Please transcribe the records precisely; pictures stay out of your copy.
§
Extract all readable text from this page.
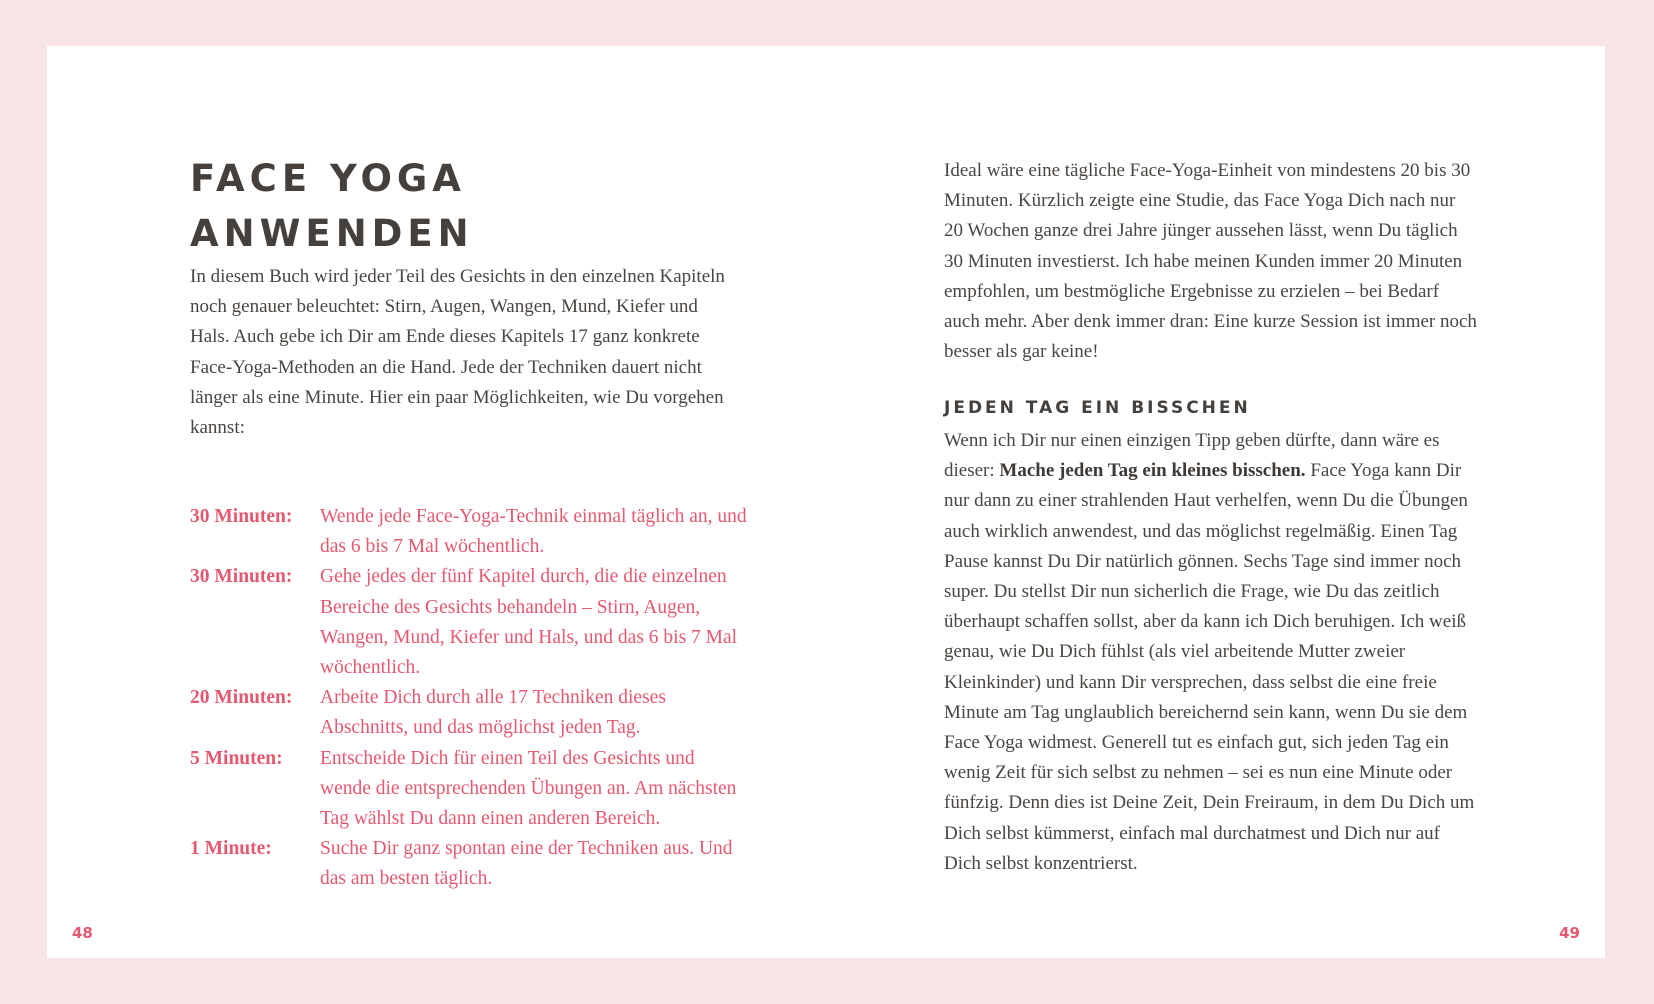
FACE YOGA
ANWENDEN

In diesem Buch wird jeder Teil des Gesichts in den einzelnen Kapiteln noch genauer beleuchtet: Stirn, Augen, Wangen, Mund, Kiefer und Hals. Auch gebe ich Dir am Ende dieses Kapitels 17 ganz konkrete Face-Yoga-Methoden an die Hand. Jede der Techniken dauert nicht länger als eine Minute. Hier ein paar Möglichkeiten, wie Du vorgehen kannst:

30 Minuten:	Wende jede Face-Yoga-Technik einmal täglich an, und das 6 bis 7 Mal wöchentlich.
30 Minuten:	Gehe jedes der fünf Kapitel durch, die die einzelnen Bereiche des Gesichts behandeln – Stirn, Augen, Wangen, Mund, Kiefer und Hals, und das 6 bis 7 Mal wöchentlich.
20 Minuten:	Arbeite Dich durch alle 17 Techniken dieses Abschnitts, und das möglichst jeden Tag.
5 Minuten:	Entscheide Dich für einen Teil des Gesichts und wende die entsprechenden Übungen an. Am nächsten Tag wählst Du dann einen anderen Bereich.
1 Minute:	Suche Dir ganz spontan eine der Techniken aus. Und das am besten täglich.
48

Ideal wäre eine tägliche Face-Yoga-Einheit von mindestens 20 bis 30 Minuten. Kürzlich zeigte eine Studie, das Face Yoga Dich nach nur 20 Wochen ganze drei Jahre jünger aussehen lässt, wenn Du täglich 30 Minuten investierst. Ich habe meinen Kunden immer 20 Minuten empfohlen, um bestmögliche Ergebnisse zu erzielen – bei Bedarf auch mehr. Aber denk immer dran: Eine kurze Session ist immer noch besser als gar keine!

JEDEN TAG EIN BISSCHEN

Wenn ich Dir nur einen einzigen Tipp geben dürfte, dann wäre es dieser: Mache jeden Tag ein kleines bisschen. Face Yoga kann Dir nur dann zu einer strahlenden Haut verhelfen, wenn Du die Übungen auch wirklich anwendest, und das möglichst regelmäßig. Einen Tag Pause kannst Du Dir natürlich gönnen. Sechs Tage sind immer noch super. Du stellst Dir nun sicherlich die Frage, wie Du das zeitlich überhaupt schaffen sollst, aber da kann ich Dich beruhigen. Ich weiß genau, wie Du Dich fühlst (als viel arbeitende Mutter zweier Kleinkinder) und kann Dir versprechen, dass selbst die eine freie Minute am Tag unglaublich bereichernd sein kann, wenn Du sie dem Face Yoga widmest. Generell tut es einfach gut, sich jeden Tag ein wenig Zeit für sich selbst zu nehmen – sei es nun eine Minute oder fünfzig. Denn dies ist Deine Zeit, Dein Freiraum, in dem Du Dich um Dich selbst kümmerst, einfach mal durchatmest und Dich nur auf Dich selbst konzentrierst.

49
§
Expected answer →
Extract all readable text from this page.
FACE YOGA
ANWENDEN

In diesem Buch wird jeder Teil des Gesichts in den einzelnen Kapiteln noch genauer beleuchtet: Stirn, Augen, Wangen, Mund, Kiefer und Hals. Auch gebe ich Dir am Ende dieses Kapitels 17 ganz konkrete Face-Yoga-Methoden an die Hand. Jede der Techniken dauert nicht länger als eine Minute. Hier ein paar Möglichkeiten, wie Du vorgehen kannst:

30 Minuten:	Wende jede Face-Yoga-Technik einmal täglich an, und das 6 bis 7 Mal wöchentlich.
30 Minuten:	Gehe jedes der fünf Kapitel durch, die die einzelnen Bereiche des Gesichts behandeln – Stirn, Augen, Wangen, Mund, Kiefer und Hals, und das 6 bis 7 Mal wöchentlich.
20 Minuten:	Arbeite Dich durch alle 17 Techniken dieses Abschnitts, und das möglichst jeden Tag.
5 Minuten:	Entscheide Dich für einen Teil des Gesichts und wende die entsprechenden Übungen an. Am nächsten Tag wählst Du dann einen anderen Bereich.
1 Minute:	Suche Dir ganz spontan eine der Techniken aus. Und das am besten täglich.
48

Ideal wäre eine tägliche Face-Yoga-Einheit von mindestens 20 bis 30 Minuten. Kürzlich zeigte eine Studie, das Face Yoga Dich nach nur 20 Wochen ganze drei Jahre jünger aussehen lässt, wenn Du täglich 30 Minuten investierst. Ich habe meinen Kunden immer 20 Minuten empfohlen, um bestmögliche Ergebnisse zu erzielen – bei Bedarf auch mehr. Aber denk immer dran: Eine kurze Session ist immer noch besser als gar keine!

JEDEN TAG EIN BISSCHEN

Wenn ich Dir nur einen einzigen Tipp geben dürfte, dann wäre es dieser: Mache jeden Tag ein kleines bisschen. Face Yoga kann Dir nur dann zu einer strahlenden Haut verhelfen, wenn Du die Übungen auch wirklich anwendest, und das möglichst regelmäßig. Einen Tag Pause kannst Du Dir natürlich gönnen. Sechs Tage sind immer noch super. Du stellst Dir nun sicherlich die Frage, wie Du das zeitlich überhaupt schaffen sollst, aber da kann ich Dich beruhigen. Ich weiß genau, wie Du Dich fühlst (als viel arbeitende Mutter zweier Kleinkinder) und kann Dir versprechen, dass selbst die eine freie Minute am Tag unglaublich bereichernd sein kann, wenn Du sie dem Face Yoga widmest. Generell tut es einfach gut, sich jeden Tag ein wenig Zeit für sich selbst zu nehmen – sei es nun eine Minute oder fünfzig. Denn dies ist Deine Zeit, Dein Freiraum, in dem Du Dich um Dich selbst kümmerst, einfach mal durchatmest und Dich nur auf Dich selbst konzentrierst.

49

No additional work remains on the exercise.